* _EXERCISE DETAILS_: Locate each line in the records containing "jest". Copy it.

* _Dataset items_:
=-=-=
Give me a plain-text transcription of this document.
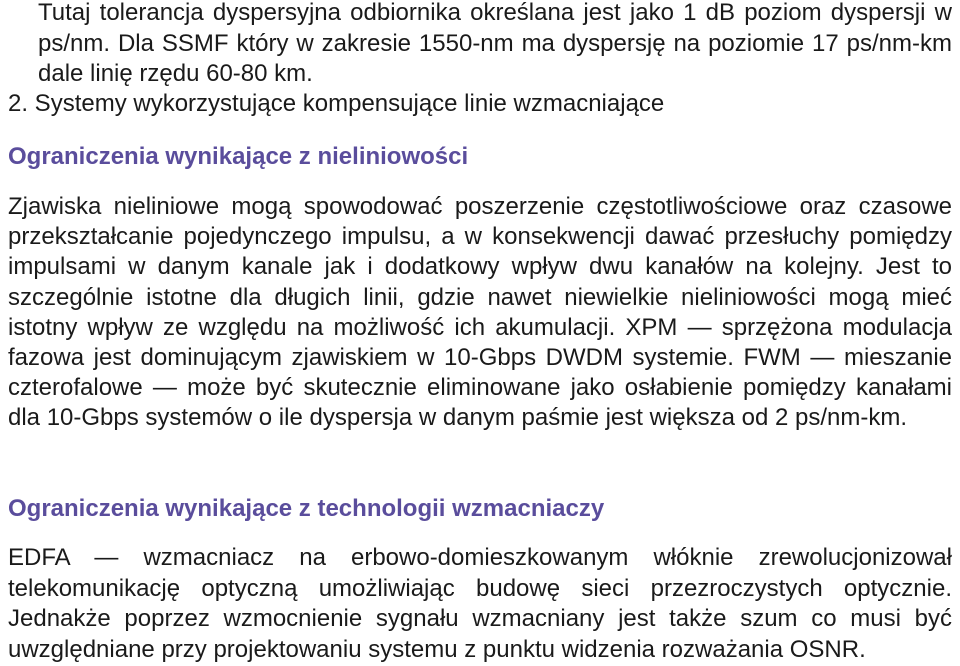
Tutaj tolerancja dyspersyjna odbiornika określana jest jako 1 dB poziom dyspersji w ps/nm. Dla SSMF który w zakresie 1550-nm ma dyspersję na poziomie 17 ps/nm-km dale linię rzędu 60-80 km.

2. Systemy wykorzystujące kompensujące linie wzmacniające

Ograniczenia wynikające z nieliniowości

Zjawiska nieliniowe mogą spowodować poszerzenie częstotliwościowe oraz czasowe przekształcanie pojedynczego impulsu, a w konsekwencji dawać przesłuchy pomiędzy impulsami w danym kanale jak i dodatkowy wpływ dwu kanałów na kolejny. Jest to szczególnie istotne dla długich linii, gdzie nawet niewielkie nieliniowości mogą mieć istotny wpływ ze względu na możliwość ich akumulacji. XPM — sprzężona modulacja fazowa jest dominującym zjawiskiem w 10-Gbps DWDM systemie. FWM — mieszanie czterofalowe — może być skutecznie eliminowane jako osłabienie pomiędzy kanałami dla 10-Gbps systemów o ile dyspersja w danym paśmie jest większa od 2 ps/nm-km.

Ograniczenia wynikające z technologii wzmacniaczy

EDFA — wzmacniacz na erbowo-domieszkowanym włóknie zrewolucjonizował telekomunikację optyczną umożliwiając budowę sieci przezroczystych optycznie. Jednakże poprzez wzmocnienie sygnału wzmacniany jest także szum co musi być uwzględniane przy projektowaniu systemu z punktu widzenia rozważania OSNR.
=-=-=
* _REPLY_:
Tutaj tolerancja dyspersyjna odbiornika określana jest jako 1 dB poziom dyspersji w ps/nm. Dla SSMF który w zakresie 1550-nm ma dyspersję na poziomie 17 ps/nm-km dale linię rzędu 60-80 km.
Zjawiska nieliniowe mogą spowodować poszerzenie częstotliwościowe oraz czasowe przekształcanie pojedynczego impulsu, a w konsekwencji dawać przesłuchy pomiędzy impulsami w danym kanale jak i dodatkowy wpływ dwu kanałów na kolejny. Jest to szczególnie istotne dla długich linii, gdzie nawet niewielkie nieliniowości mogą mieć istotny wpływ ze względu na możliwość ich akumulacji. XPM — sprzężona modulacja fazowa jest dominującym zjawiskiem w 10-Gbps DWDM systemie. FWM — mieszanie czterofalowe — może być skutecznie eliminowane jako osłabienie pomiędzy kanałami dla 10-Gbps systemów o ile dyspersja w danym paśmie jest większa od 2 ps/nm-km.
EDFA — wzmacniacz na erbowo-domieszkowanym włóknie zrewolucjonizował telekomunikację optyczną umożliwiając budowę sieci przezroczystych optycznie. Jednakże poprzez wzmocnienie sygnału wzmacniany jest także szum co musi być uwzględniane przy projektowaniu systemu z punktu widzenia rozważania OSNR.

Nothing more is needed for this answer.